LoRA possess several advantages, summarised from the paper:
* A pre-trained model can be shared and used to build many small LoRA modules for dif-
ferent tasks. We can freeze the shared model and efﬁciently switch tasks by replacing the
matrices A and B in the Figure above, reducing the storage requirement and task-switching over-
head signiﬁcantly.
* LoRA makes training more efﬁcient and lowers the hardware barrier to entry by up to 3
times when using adaptive optimizers since we do not need to calculate the gradients or
maintain the optimizer states for most parameters. Instead, we only optimize the injected,
much smaller low-rank matrices.

- [SUPPLIED ENTRIES]:
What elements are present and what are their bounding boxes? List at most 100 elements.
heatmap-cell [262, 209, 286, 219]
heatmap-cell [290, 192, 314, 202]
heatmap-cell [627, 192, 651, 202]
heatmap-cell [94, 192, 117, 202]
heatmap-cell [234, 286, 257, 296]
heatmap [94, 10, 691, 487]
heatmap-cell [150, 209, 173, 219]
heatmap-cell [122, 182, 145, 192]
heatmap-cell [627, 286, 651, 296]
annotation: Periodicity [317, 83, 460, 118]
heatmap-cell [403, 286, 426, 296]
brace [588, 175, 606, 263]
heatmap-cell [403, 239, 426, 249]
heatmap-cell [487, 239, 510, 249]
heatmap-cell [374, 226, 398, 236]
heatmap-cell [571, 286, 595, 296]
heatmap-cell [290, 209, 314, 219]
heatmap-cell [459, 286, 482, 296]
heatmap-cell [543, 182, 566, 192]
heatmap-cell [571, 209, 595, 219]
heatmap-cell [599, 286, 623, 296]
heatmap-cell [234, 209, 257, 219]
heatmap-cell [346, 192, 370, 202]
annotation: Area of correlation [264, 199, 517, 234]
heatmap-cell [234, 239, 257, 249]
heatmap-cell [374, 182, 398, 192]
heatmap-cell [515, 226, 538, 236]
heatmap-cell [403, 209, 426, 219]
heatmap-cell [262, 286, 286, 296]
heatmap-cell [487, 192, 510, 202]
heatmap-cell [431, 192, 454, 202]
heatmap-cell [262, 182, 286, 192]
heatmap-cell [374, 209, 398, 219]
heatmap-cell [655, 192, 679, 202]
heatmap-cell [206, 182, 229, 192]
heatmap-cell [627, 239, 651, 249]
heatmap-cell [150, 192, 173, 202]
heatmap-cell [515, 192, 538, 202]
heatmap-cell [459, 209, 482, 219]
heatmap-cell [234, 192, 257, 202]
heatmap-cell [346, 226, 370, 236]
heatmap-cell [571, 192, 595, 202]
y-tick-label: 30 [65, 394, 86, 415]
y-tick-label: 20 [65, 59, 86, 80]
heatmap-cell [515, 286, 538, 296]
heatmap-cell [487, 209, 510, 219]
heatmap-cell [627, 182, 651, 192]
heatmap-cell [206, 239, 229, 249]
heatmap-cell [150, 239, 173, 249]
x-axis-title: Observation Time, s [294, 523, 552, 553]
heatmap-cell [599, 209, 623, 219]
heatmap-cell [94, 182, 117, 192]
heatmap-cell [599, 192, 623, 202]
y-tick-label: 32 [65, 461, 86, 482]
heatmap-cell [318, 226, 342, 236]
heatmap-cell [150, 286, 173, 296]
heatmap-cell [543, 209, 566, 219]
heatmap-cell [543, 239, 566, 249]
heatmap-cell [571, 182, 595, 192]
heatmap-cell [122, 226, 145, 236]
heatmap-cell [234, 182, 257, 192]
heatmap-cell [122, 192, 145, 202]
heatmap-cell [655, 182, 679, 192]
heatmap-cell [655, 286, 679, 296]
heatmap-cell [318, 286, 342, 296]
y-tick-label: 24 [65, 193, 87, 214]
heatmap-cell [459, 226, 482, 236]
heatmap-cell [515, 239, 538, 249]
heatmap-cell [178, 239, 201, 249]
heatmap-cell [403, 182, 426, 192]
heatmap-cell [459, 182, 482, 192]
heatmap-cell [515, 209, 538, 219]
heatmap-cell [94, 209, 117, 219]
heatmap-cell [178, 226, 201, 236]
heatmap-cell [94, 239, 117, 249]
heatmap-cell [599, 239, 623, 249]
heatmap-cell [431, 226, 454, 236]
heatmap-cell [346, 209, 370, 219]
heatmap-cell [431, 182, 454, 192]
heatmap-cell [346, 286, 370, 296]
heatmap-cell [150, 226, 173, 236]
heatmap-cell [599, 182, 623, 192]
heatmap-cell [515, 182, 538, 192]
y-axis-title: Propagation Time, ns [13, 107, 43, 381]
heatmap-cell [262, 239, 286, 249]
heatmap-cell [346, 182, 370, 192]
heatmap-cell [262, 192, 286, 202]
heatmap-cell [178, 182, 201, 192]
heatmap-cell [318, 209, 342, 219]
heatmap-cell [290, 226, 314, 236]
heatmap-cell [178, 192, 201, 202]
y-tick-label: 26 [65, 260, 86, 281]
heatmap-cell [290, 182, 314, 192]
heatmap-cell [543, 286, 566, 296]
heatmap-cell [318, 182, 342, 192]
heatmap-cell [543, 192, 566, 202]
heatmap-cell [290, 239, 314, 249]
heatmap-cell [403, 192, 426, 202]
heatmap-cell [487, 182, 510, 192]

- [THE TASKS]:
• a. Translate this sentence from the LoRA text into Spanish: "Instead, we only optimize the injected, much smaller low-rank matrices."
• b. In the records, substitute "tile" for "heatmap-cell" in every line from the first line up to and including the line with "heatmap [94, 10, 691, 487]", and leave everything else unchanged. Give only those lines.

- [RESULTS BY TASK]:
• a. En cambio, solo optimizamos las matrices de bajo rango inyectadas, mucho más pequeñas.

• b.
What elements are present and what are their bounding boxes? List at most 100 elements.
tile [262, 209, 286, 219]
tile [290, 192, 314, 202]
tile [627, 192, 651, 202]
tile [94, 192, 117, 202]
tile [234, 286, 257, 296]
heatmap [94, 10, 691, 487]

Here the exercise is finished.